• Records supplied:

________

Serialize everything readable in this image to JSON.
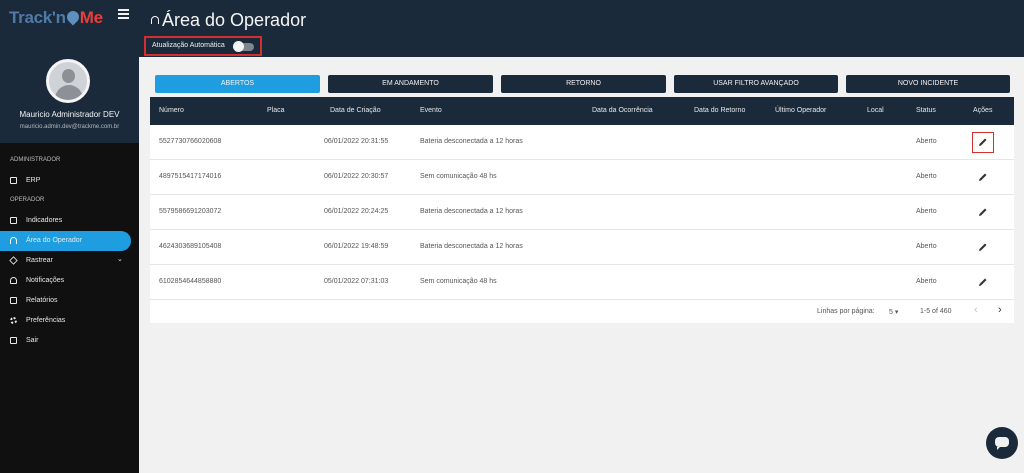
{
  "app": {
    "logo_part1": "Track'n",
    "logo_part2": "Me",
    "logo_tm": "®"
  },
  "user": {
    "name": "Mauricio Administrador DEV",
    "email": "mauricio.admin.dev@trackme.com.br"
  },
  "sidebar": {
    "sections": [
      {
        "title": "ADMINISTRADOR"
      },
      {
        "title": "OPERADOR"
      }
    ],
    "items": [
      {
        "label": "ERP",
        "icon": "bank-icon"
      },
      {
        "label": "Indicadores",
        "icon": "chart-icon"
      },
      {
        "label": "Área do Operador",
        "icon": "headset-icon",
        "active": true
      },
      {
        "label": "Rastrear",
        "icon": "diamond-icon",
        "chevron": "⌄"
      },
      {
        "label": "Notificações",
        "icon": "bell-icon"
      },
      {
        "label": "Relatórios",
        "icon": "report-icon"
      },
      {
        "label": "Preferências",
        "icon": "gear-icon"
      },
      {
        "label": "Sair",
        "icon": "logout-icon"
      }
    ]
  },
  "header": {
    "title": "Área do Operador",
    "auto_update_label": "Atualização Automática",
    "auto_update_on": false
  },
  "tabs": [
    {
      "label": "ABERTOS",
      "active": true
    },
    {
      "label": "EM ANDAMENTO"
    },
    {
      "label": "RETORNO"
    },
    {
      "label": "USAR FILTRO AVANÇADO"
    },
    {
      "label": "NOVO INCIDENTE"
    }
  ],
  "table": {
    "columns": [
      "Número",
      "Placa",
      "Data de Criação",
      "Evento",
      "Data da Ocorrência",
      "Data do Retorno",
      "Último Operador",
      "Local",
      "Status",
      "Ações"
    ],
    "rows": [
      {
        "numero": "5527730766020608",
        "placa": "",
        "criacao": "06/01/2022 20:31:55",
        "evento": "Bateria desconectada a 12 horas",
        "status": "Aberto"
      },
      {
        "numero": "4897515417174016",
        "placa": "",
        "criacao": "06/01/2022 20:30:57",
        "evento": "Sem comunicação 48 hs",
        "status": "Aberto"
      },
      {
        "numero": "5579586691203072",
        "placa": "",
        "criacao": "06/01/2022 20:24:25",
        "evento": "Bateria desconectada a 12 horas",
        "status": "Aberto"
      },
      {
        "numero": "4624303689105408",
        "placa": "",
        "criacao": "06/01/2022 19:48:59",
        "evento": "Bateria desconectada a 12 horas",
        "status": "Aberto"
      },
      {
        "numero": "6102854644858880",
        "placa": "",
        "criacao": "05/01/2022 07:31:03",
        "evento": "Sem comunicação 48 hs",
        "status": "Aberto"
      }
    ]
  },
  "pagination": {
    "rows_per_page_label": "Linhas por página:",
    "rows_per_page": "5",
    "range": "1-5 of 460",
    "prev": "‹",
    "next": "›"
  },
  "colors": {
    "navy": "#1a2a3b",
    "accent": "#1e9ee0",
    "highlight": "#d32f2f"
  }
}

________

• Work required: Only the number is wanted: how many lines in the data include the word "numero"?

• Correct result: 5